> [Actions à mener]:
a) D'après l'extrait sur la détention provisoire, pourquoi la commission refuse-t-elle une durée maximale de deux ans pour les affaires où la peine encourue se situe entre cinq et dix ans d'emprisonnement ? Répondez en une à trois phrases.
b) Reproduisez le passage de l'extrait sur la détention provisoire qui va de « La parole est » jusqu'à « et dix ans d'emprisonnement. ».
== Extrait du texte ==
M. le président. « Art. 3. - L'article 145-1 du code de procédure pénale est ainsi modifié :
« I et II. - Non modifiés.
« III. - Les deux dernières phrases du troisième alinéa sont ainsi rédigées :
« Cette décision ne peut être renouvelée lorsque la peine encourue est inférieure ou égale à cinq ans d'emprisonnement. Lorsque la peine encourue est supérieure à cinq ans d'emprisonnement, cette décision peut être renouvelée selon la même procédure, sous réserve, lorsque la peine encourue est inférieure à dix ans d'emprisonnement, que la personne mise en examen ne soit pas maintenue en détention provisoire plus de deux ans. »
Par amendement n° 3, M. Othily, au nom de la commission, propose de rédiger comme suit le paragraphe III de cet article :
« III. - Les deux dernières phrases du troisième alinéa sont remplacées par une phrase ainsi rédigée :
« Cette décision ne peut être renouvelée lorsque la peine encourue est inférieure à dix ans d'emprisonnement. »
La parole est à M. le rapporteur.
M. Georges Othily, rapporteur. La divergence entre les deux assemblées sur cet article concerne les seules affaires pour lesquelles la peine encourue est comprise entre cinq et dix ans d'emprisonnement.
Le Sénat propose une durée maximale d'une année ; l'Assemblée nationale, quant à elle, propose une durée maximale de deux ans, afin de tenir compte de la complexité de certaines affaires punies de sept ans d'emprisonnement, telle l'escroquerie en bande organisée.
La commission juge excessive une durée de détention provisoire de deux années en matière délictuelle, tout au moins lorsque l'infraction imputée à la personne mise en examen n'entre pas dans la catégorie des délits les plus graves, punis de dix ans d'emprisonnement.
Elle s'interroge, par ailleurs, sur l'argument, avancé à l'Assemblée nationale, relatif à la complexité des affaires pouvant donner lieu à une peine d'emprisonnement supérieure à cinq ans. Il n'est pas démontré qu'il existe une relation entre la peine encourue et la complexité de l'affaire.
La commission vous propose donc un amendement tendant à revenir au texte adopté par le Sénat en première lecture.
===
== Entrées du corpus ==
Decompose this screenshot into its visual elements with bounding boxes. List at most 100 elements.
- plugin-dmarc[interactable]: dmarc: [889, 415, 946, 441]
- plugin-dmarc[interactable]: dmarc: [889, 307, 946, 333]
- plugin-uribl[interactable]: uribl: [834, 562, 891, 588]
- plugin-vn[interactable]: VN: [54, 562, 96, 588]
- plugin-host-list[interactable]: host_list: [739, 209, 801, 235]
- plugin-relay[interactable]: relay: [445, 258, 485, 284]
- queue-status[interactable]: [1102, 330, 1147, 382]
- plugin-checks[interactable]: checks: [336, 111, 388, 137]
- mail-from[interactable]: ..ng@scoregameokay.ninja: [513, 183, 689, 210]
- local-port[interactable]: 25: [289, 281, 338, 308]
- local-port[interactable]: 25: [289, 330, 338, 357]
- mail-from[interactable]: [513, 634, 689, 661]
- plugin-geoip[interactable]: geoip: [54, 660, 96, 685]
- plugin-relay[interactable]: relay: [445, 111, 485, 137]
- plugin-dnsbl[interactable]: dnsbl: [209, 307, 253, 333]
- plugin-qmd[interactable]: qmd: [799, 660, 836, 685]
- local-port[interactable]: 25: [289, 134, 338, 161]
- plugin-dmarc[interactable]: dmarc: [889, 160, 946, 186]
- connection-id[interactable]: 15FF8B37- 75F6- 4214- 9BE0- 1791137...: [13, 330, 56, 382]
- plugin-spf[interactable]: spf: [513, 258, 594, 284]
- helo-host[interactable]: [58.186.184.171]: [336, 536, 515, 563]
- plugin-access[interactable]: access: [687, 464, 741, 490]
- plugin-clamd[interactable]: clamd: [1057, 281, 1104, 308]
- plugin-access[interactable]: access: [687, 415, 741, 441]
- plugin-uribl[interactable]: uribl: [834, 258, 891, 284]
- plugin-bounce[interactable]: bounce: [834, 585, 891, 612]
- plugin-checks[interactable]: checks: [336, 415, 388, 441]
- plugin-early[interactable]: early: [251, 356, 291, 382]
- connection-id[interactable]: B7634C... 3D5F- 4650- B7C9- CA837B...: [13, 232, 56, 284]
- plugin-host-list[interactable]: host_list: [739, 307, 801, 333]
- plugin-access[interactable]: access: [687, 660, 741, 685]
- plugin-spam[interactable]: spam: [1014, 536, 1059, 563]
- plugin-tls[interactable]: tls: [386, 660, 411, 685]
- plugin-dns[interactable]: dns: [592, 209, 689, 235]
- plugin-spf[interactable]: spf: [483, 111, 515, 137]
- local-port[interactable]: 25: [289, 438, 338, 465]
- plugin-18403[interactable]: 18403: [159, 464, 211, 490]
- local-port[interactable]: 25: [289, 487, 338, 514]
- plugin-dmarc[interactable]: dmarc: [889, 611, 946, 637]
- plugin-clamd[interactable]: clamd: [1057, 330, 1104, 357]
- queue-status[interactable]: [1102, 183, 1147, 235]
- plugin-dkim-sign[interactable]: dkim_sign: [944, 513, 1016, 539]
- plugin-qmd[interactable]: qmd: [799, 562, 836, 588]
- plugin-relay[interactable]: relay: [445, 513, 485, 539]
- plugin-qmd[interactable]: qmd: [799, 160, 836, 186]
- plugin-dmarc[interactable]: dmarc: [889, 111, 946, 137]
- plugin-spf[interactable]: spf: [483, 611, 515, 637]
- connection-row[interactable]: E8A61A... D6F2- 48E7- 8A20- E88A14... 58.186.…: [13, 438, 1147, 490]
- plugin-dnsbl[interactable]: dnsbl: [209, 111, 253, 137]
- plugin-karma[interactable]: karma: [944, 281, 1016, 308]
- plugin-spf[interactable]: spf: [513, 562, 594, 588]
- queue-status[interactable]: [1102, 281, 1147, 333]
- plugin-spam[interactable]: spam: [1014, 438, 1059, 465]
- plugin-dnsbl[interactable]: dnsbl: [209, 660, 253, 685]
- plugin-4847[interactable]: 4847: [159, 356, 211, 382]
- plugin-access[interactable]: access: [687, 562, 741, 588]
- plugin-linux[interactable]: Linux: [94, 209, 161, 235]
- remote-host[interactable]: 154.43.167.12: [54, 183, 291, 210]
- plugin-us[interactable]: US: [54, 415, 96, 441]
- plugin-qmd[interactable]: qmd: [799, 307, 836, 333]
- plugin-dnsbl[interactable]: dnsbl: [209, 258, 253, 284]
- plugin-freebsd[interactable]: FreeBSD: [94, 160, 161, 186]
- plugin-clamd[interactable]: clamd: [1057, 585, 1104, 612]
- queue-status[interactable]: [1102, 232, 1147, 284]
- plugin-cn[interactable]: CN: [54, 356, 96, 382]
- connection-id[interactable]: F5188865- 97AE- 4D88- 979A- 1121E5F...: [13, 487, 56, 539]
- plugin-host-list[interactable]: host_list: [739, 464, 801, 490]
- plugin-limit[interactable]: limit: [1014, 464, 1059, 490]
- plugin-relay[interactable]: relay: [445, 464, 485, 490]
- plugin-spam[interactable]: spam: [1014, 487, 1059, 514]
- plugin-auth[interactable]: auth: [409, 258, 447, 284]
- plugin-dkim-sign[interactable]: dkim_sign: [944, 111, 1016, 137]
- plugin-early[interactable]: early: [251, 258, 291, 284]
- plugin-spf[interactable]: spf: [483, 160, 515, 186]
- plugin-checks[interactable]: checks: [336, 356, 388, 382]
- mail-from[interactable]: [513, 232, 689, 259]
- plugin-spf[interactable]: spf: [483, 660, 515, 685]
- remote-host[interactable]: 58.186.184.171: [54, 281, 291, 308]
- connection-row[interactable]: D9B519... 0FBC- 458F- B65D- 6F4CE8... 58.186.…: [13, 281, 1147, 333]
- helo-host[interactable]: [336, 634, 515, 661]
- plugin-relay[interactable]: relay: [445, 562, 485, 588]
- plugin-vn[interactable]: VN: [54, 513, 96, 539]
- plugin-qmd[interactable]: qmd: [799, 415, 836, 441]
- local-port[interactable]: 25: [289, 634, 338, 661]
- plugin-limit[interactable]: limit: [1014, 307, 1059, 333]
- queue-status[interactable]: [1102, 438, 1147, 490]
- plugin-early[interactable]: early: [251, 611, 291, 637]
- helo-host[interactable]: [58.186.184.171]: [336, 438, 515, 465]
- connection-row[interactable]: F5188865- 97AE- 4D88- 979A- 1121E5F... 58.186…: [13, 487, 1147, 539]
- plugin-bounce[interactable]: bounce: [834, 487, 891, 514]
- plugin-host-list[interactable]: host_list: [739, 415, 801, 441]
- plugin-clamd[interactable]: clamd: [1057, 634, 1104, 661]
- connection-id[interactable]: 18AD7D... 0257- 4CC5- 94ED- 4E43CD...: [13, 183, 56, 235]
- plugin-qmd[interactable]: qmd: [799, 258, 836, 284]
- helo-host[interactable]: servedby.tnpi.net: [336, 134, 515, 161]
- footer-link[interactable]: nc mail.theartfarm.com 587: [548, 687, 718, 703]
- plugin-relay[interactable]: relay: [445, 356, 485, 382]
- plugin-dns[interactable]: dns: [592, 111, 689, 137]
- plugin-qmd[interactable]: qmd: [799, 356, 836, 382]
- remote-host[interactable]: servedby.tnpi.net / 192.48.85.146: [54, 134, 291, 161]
===
> [Réponses dans l'ordre]:
a) Pour la commission, deux années de détention provisoire en matière délictuelle sont excessives lorsque l'infraction ne relève pas des délits les plus graves, punis de dix ans d'emprisonnement. Elle met aussi en doute l'argument de la complexité avancé à l'Assemblée nationale, car aucun lien entre la peine encourue et la complexité de l'affaire n'a été démontré.

b)
La parole est à M. le rapporteur.
M. Georges Othily, rapporteur. La divergence entre les deux assemblées sur cet article concerne les seules affaires pour lesquelles la peine encourue est comprise entre cinq et dix ans d'emprisonnement.